- PROBLEM REQUIREMENTS: Can you return every line of the material below verbatim, leaving out the pictures?

- PROVIDED ENTRIES:
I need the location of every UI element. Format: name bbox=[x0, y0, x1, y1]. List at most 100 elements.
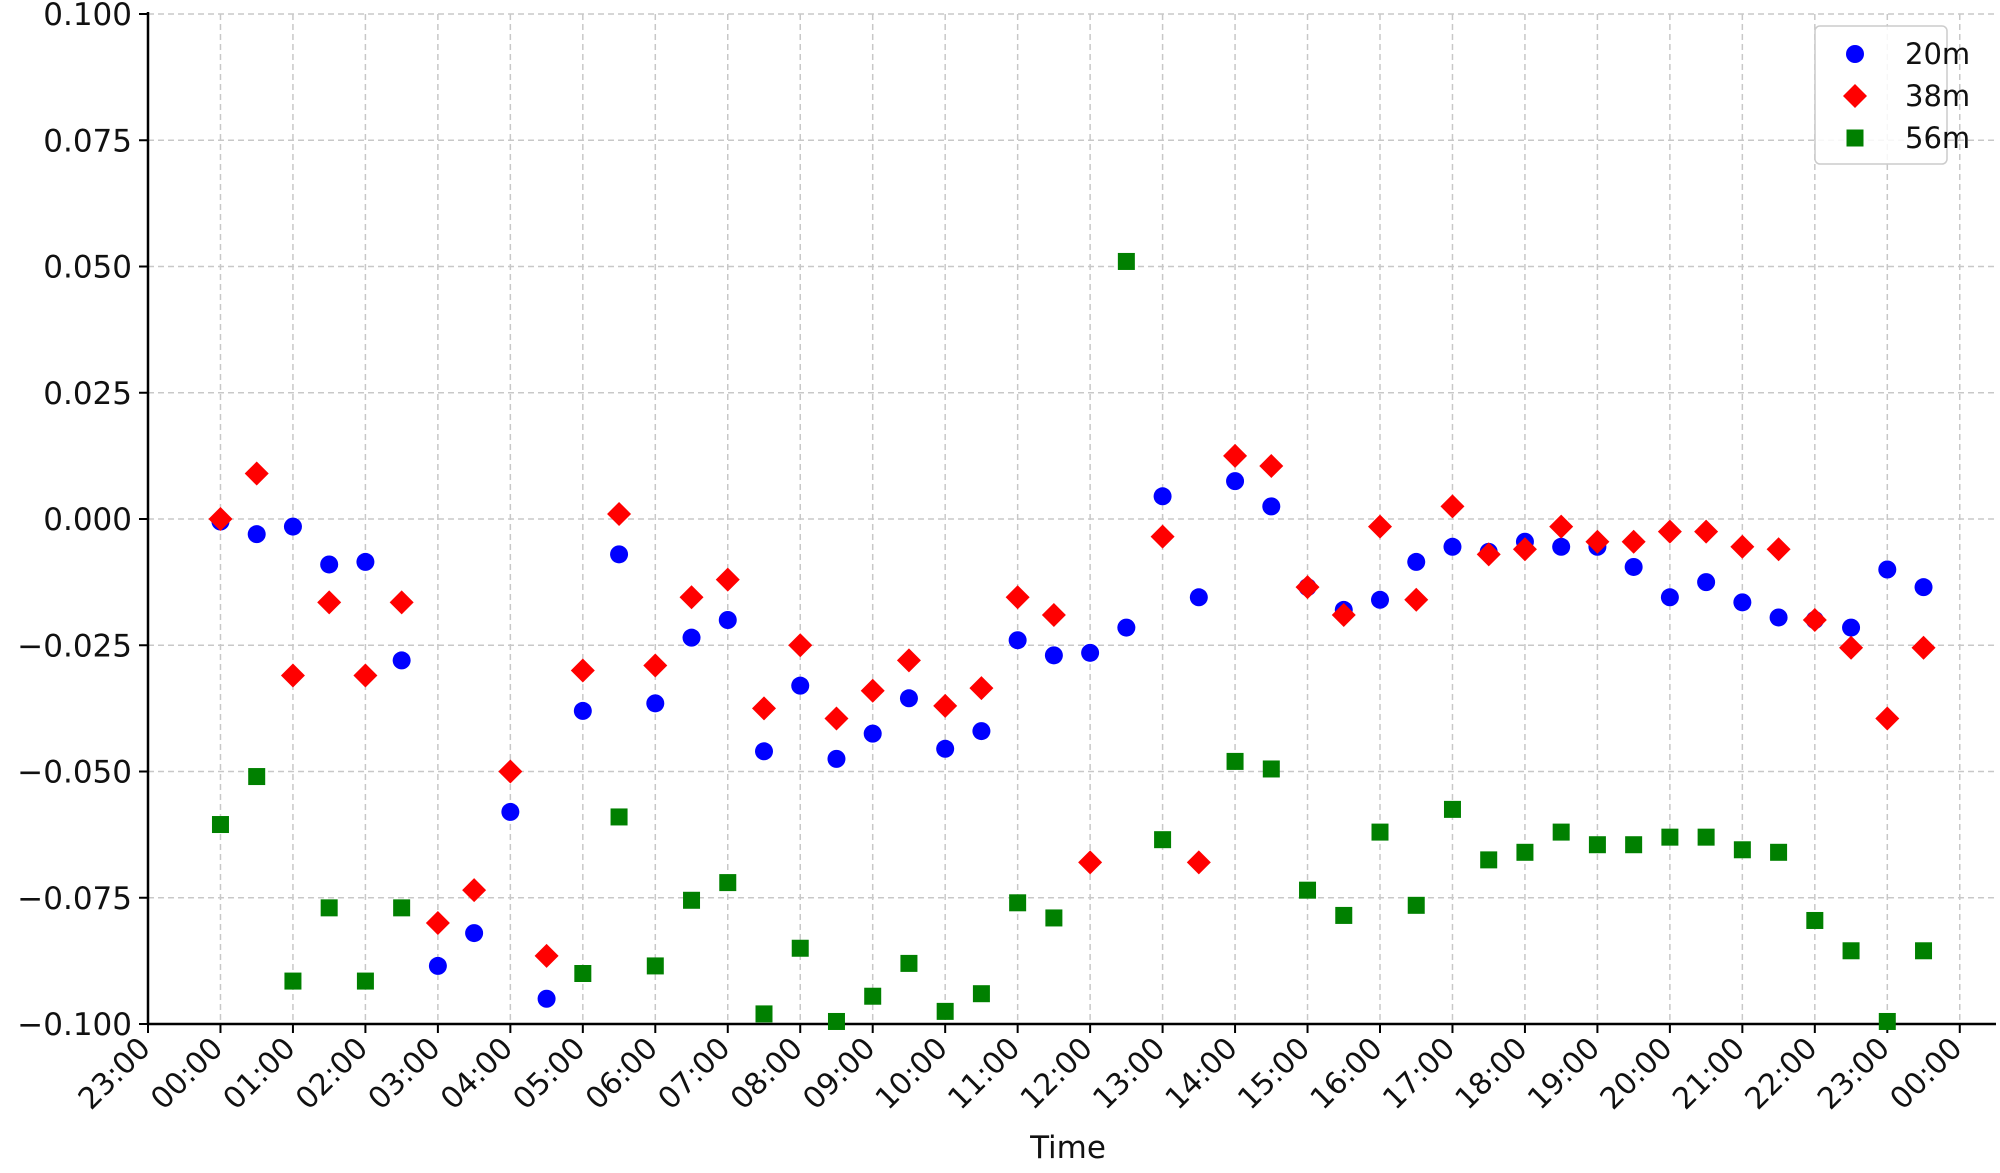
data-point-38m bbox=[1802, 608, 1827, 632]
x-tick-label: 23:00 bbox=[1811, 1031, 1897, 1117]
data-point-20m bbox=[1914, 578, 1933, 597]
data-point-20m bbox=[537, 989, 556, 1008]
x-tick-label: 21:00 bbox=[1666, 1031, 1752, 1117]
x-tick-label: 04:00 bbox=[434, 1031, 520, 1117]
data-point-56m bbox=[1443, 800, 1461, 818]
data-point-38m bbox=[1331, 602, 1356, 627]
y-tick-label: 0.000 bbox=[43, 502, 132, 538]
y-tick-label: 0.100 bbox=[43, 0, 132, 33]
x-tick-label: 16:00 bbox=[1304, 1031, 1390, 1117]
data-point-20m bbox=[1117, 618, 1136, 637]
data-point-20m bbox=[1733, 593, 1752, 612]
data-point-56m bbox=[1588, 836, 1606, 854]
data-point-56m bbox=[574, 965, 592, 982]
legend-marker-56m bbox=[1846, 129, 1864, 147]
x-tick-label: 23:00 bbox=[72, 1031, 158, 1117]
data-point-20m bbox=[283, 517, 302, 536]
data-point-56m bbox=[1117, 252, 1135, 270]
data-point-38m bbox=[607, 501, 632, 526]
data-point-56m bbox=[1226, 752, 1244, 770]
data-point-38m bbox=[1512, 537, 1537, 562]
data-point-38m bbox=[1005, 585, 1030, 610]
data-point-20m bbox=[1697, 573, 1716, 592]
legend-marker-20m bbox=[1846, 45, 1864, 63]
data-point-56m bbox=[610, 808, 628, 826]
data-point-38m bbox=[1150, 524, 1175, 549]
data-point-20m bbox=[320, 555, 339, 574]
data-point-20m bbox=[827, 749, 846, 768]
x-tick-label: 06:00 bbox=[579, 1031, 665, 1117]
data-point-56m bbox=[1335, 906, 1353, 924]
data-point-56m bbox=[1371, 823, 1389, 841]
data-point-56m bbox=[1625, 836, 1643, 854]
y-tick-label: −0.050 bbox=[17, 755, 132, 791]
data-point-56m bbox=[1842, 942, 1860, 960]
data-point-56m bbox=[683, 891, 701, 909]
data-point-38m bbox=[1476, 542, 1501, 567]
x-tick-label: 13:00 bbox=[1086, 1031, 1172, 1117]
data-point-38m bbox=[715, 567, 740, 592]
data-point-38m bbox=[788, 633, 813, 658]
data-point-20m bbox=[1081, 643, 1100, 662]
data-point-20m bbox=[863, 724, 882, 743]
data-point-56m bbox=[1299, 881, 1317, 899]
data-point-38m bbox=[679, 585, 704, 610]
data-point-56m bbox=[1770, 843, 1788, 861]
data-point-20m bbox=[1769, 608, 1788, 627]
data-point-20m bbox=[1153, 487, 1172, 506]
data-point-56m bbox=[827, 1012, 845, 1030]
data-point-38m bbox=[1549, 514, 1574, 539]
data-point-38m bbox=[1404, 587, 1429, 612]
data-point-56m bbox=[1516, 843, 1534, 861]
data-point-38m bbox=[1766, 537, 1791, 562]
data-point-56m bbox=[1407, 896, 1425, 914]
x-axis-label: Time bbox=[1029, 1130, 1106, 1166]
data-point-38m bbox=[1368, 514, 1392, 539]
data-point-56m bbox=[719, 874, 737, 892]
data-point-56m bbox=[1154, 831, 1172, 849]
x-tick-label: 15:00 bbox=[1231, 1031, 1317, 1117]
data-point-38m bbox=[1585, 529, 1610, 554]
data-point-20m bbox=[1660, 588, 1679, 607]
x-tick-label: 00:00 bbox=[144, 1031, 230, 1117]
data-point-56m bbox=[393, 899, 411, 917]
data-point-56m bbox=[284, 972, 302, 990]
data-point-20m bbox=[356, 552, 375, 571]
data-point-38m bbox=[317, 590, 342, 615]
data-point-38m bbox=[896, 648, 921, 673]
data-point-20m bbox=[1443, 537, 1462, 556]
x-tick-label: 02:00 bbox=[289, 1031, 375, 1117]
data-point-20m bbox=[1226, 472, 1245, 491]
data-point-38m bbox=[1259, 453, 1284, 478]
data-point-38m bbox=[280, 663, 305, 688]
data-point-38m bbox=[1730, 534, 1755, 559]
data-point-56m bbox=[248, 768, 266, 786]
data-point-20m bbox=[610, 545, 629, 564]
x-tick-label: 09:00 bbox=[796, 1031, 882, 1117]
data-point-56m bbox=[1661, 828, 1679, 846]
data-point-20m bbox=[1008, 631, 1027, 650]
data-point-20m bbox=[501, 802, 520, 821]
grid bbox=[147, 13, 1996, 1025]
data-point-56m bbox=[356, 972, 374, 990]
data-point-56m bbox=[1915, 942, 1933, 960]
x-tick-label: 05:00 bbox=[507, 1031, 593, 1117]
data-points bbox=[208, 252, 1936, 1030]
data-point-56m bbox=[1262, 760, 1280, 778]
data-point-56m bbox=[755, 1005, 773, 1023]
data-point-20m bbox=[1189, 588, 1208, 607]
y-tick-label: 0.075 bbox=[43, 123, 132, 159]
data-point-56m bbox=[211, 816, 229, 834]
x-tick-label: 01:00 bbox=[217, 1031, 303, 1117]
data-point-56m bbox=[1806, 911, 1824, 929]
data-point-20m bbox=[972, 722, 991, 741]
data-point-38m bbox=[462, 878, 487, 903]
data-point-20m bbox=[936, 739, 955, 758]
data-point-20m bbox=[428, 956, 447, 975]
legend: 20m 38m 56m bbox=[1814, 25, 1970, 165]
data-point-38m bbox=[1875, 706, 1900, 731]
data-point-20m bbox=[1044, 646, 1063, 665]
y-tick-label: 0.025 bbox=[43, 376, 132, 412]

- COMPLETE ANSWER:
I need the location of every UI element. Format: name bbox=[x0, y0, x1, y1]. List at most 100 elements.
data-point-38m bbox=[1802, 608, 1827, 632]
x-tick-label: 23:00 bbox=[1811, 1031, 1897, 1117]
data-point-20m bbox=[1914, 578, 1933, 597]
data-point-20m bbox=[537, 989, 556, 1008]
x-tick-label: 21:00 bbox=[1666, 1031, 1752, 1117]
x-tick-label: 04:00 bbox=[434, 1031, 520, 1117]
data-point-56m bbox=[1443, 800, 1461, 818]
data-point-38m bbox=[1331, 602, 1356, 627]
y-tick-label: 0.000 bbox=[43, 502, 132, 538]
y-tick-label: 0.100 bbox=[43, 0, 132, 33]
x-tick-label: 16:00 bbox=[1304, 1031, 1390, 1117]
data-point-20m bbox=[1117, 618, 1136, 637]
data-point-20m bbox=[1733, 593, 1752, 612]
data-point-56m bbox=[1588, 836, 1606, 854]
data-point-56m bbox=[574, 965, 592, 982]
legend-marker-56m bbox=[1846, 129, 1864, 147]
x-tick-label: 23:00 bbox=[72, 1031, 158, 1117]
data-point-20m bbox=[283, 517, 302, 536]
data-point-56m bbox=[1117, 252, 1135, 270]
data-point-38m bbox=[607, 501, 632, 526]
data-point-56m bbox=[1226, 752, 1244, 770]
data-point-38m bbox=[1512, 537, 1537, 562]
data-point-38m bbox=[1005, 585, 1030, 610]
data-point-20m bbox=[1697, 573, 1716, 592]
legend-marker-20m bbox=[1846, 45, 1864, 63]
data-point-56m bbox=[610, 808, 628, 826]
data-point-38m bbox=[1150, 524, 1175, 549]
data-point-20m bbox=[320, 555, 339, 574]
data-point-20m bbox=[827, 749, 846, 768]
x-tick-label: 06:00 bbox=[579, 1031, 665, 1117]
data-point-56m bbox=[1335, 906, 1353, 924]
data-point-56m bbox=[1371, 823, 1389, 841]
data-point-56m bbox=[1625, 836, 1643, 854]
y-tick-label: −0.050 bbox=[17, 755, 132, 791]
data-point-56m bbox=[1842, 942, 1860, 960]
data-point-56m bbox=[683, 891, 701, 909]
data-point-38m bbox=[1476, 542, 1501, 567]
x-tick-label: 13:00 bbox=[1086, 1031, 1172, 1117]
data-point-38m bbox=[715, 567, 740, 592]
data-point-38m bbox=[788, 633, 813, 658]
data-point-20m bbox=[1081, 643, 1100, 662]
data-point-20m bbox=[863, 724, 882, 743]
data-point-56m bbox=[1299, 881, 1317, 899]
data-point-38m bbox=[679, 585, 704, 610]
data-point-56m bbox=[1770, 843, 1788, 861]
data-point-20m bbox=[1769, 608, 1788, 627]
data-point-20m bbox=[1153, 487, 1172, 506]
data-point-56m bbox=[827, 1012, 845, 1030]
data-point-38m bbox=[1549, 514, 1574, 539]
data-point-38m bbox=[1404, 587, 1429, 612]
data-point-56m bbox=[1516, 843, 1534, 861]
data-point-38m bbox=[1766, 537, 1791, 562]
data-point-56m bbox=[1407, 896, 1425, 914]
x-axis-label: Time bbox=[1029, 1130, 1106, 1166]
data-point-38m bbox=[1368, 514, 1392, 539]
data-point-56m bbox=[719, 874, 737, 892]
data-point-56m bbox=[1154, 831, 1172, 849]
x-tick-label: 15:00 bbox=[1231, 1031, 1317, 1117]
data-point-38m bbox=[1585, 529, 1610, 554]
data-point-20m bbox=[1660, 588, 1679, 607]
x-tick-label: 00:00 bbox=[144, 1031, 230, 1117]
data-point-56m bbox=[393, 899, 411, 917]
data-point-56m bbox=[284, 972, 302, 990]
data-point-20m bbox=[356, 552, 375, 571]
data-point-38m bbox=[317, 590, 342, 615]
data-point-38m bbox=[896, 648, 921, 673]
data-point-20m bbox=[1443, 537, 1462, 556]
x-tick-label: 02:00 bbox=[289, 1031, 375, 1117]
data-point-20m bbox=[1226, 472, 1245, 491]
data-point-38m bbox=[1259, 453, 1284, 478]
data-point-38m bbox=[280, 663, 305, 688]
data-point-38m bbox=[1730, 534, 1755, 559]
data-point-56m bbox=[248, 768, 266, 786]
data-point-20m bbox=[610, 545, 629, 564]
x-tick-label: 09:00 bbox=[796, 1031, 882, 1117]
data-point-56m bbox=[1661, 828, 1679, 846]
data-point-20m bbox=[1008, 631, 1027, 650]
data-point-20m bbox=[501, 802, 520, 821]
grid bbox=[147, 13, 1996, 1025]
data-point-56m bbox=[356, 972, 374, 990]
data-point-56m bbox=[1915, 942, 1933, 960]
x-tick-label: 05:00 bbox=[507, 1031, 593, 1117]
data-points bbox=[208, 252, 1936, 1030]
data-point-56m bbox=[1262, 760, 1280, 778]
data-point-56m bbox=[755, 1005, 773, 1023]
data-point-20m bbox=[1189, 588, 1208, 607]
y-tick-label: 0.075 bbox=[43, 123, 132, 159]
data-point-56m bbox=[211, 816, 229, 834]
x-tick-label: 01:00 bbox=[217, 1031, 303, 1117]
data-point-56m bbox=[1806, 911, 1824, 929]
data-point-20m bbox=[972, 722, 991, 741]
data-point-38m bbox=[462, 878, 487, 903]
data-point-20m bbox=[936, 739, 955, 758]
data-point-20m bbox=[428, 956, 447, 975]
legend: 20m 38m 56m bbox=[1814, 25, 1970, 165]
data-point-38m bbox=[1875, 706, 1900, 731]
data-point-20m bbox=[1044, 646, 1063, 665]
y-tick-label: 0.025 bbox=[43, 376, 132, 412]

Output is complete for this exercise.